WORK TO BE COMPLETED
Each line that follows is to be retyped exactly.

Recorded data:

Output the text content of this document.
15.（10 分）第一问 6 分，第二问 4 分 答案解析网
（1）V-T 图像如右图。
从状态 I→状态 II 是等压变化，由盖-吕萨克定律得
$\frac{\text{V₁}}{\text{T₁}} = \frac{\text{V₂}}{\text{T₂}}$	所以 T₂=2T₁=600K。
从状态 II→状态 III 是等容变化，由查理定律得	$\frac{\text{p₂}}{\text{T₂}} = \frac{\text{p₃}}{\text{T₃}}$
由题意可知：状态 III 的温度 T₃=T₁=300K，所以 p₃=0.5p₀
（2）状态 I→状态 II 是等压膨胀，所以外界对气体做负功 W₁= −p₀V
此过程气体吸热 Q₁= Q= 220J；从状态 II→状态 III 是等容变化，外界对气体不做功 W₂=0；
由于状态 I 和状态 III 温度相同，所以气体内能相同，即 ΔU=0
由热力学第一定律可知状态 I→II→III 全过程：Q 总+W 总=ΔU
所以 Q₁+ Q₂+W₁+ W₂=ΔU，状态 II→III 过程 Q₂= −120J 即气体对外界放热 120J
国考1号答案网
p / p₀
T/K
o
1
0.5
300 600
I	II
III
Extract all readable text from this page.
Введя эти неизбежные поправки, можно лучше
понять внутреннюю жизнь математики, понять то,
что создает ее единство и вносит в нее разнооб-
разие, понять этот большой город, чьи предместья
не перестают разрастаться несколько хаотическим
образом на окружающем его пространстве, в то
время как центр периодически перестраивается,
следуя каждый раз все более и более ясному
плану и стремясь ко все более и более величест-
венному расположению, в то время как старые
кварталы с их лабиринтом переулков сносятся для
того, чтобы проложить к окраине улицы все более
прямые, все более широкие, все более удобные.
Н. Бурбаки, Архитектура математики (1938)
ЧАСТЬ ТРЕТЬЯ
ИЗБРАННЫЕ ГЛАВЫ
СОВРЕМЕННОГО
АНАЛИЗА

RESULT OF THE TASK
Output the text content of this document.
15.（10 分）第一问 6 分，第二问 4 分 答案解析网
（1）V-T 图像如右图。
从状态 I→状态 II 是等压变化，由盖-吕萨克定律得
$\frac{\text{V₁}}{\text{T₁}} = \frac{\text{V₂}}{\text{T₂}}$	所以 T₂=2T₁=600K。
从状态 II→状态 III 是等容变化，由查理定律得	$\frac{\text{p₂}}{\text{T₂}} = \frac{\text{p₃}}{\text{T₃}}$
由题意可知：状态 III 的温度 T₃=T₁=300K，所以 p₃=0.5p₀
（2）状态 I→状态 II 是等压膨胀，所以外界对气体做负功 W₁= −p₀V
此过程气体吸热 Q₁= Q= 220J；从状态 II→状态 III 是等容变化，外界对气体不做功 W₂=0；
由于状态 I 和状态 III 温度相同，所以气体内能相同，即 ΔU=0
由热力学第一定律可知状态 I→II→III 全过程：Q 总+W 总=ΔU
所以 Q₁+ Q₂+W₁+ W₂=ΔU，状态 II→III 过程 Q₂= −120J 即气体对外界放热 120J
国考1号答案网
p / p₀
T/K
o
1
0.5
300 600
I	II
III
Extract all readable text from this page.
Введя эти неизбежные поправки, можно лучше
понять внутреннюю жизнь математики, понять то,
что создает ее единство и вносит в нее разнооб-
разие, понять этот большой город, чьи предместья
не перестают разрастаться несколько хаотическим
образом на окружающем его пространстве, в то
время как центр периодически перестраивается,
следуя каждый раз все более и более ясному
плану и стремясь ко все более и более величест-
венному расположению, в то время как старые
кварталы с их лабиринтом переулков сносятся для
того, чтобы проложить к окраине улицы все более
прямые, все более широкие, все более удобные.
Н. Бурбаки, Архитектура математики (1938)
ЧАСТЬ ТРЕТЬЯ
ИЗБРАННЫЕ ГЛАВЫ
СОВРЕМЕННОГО
АНАЛИЗА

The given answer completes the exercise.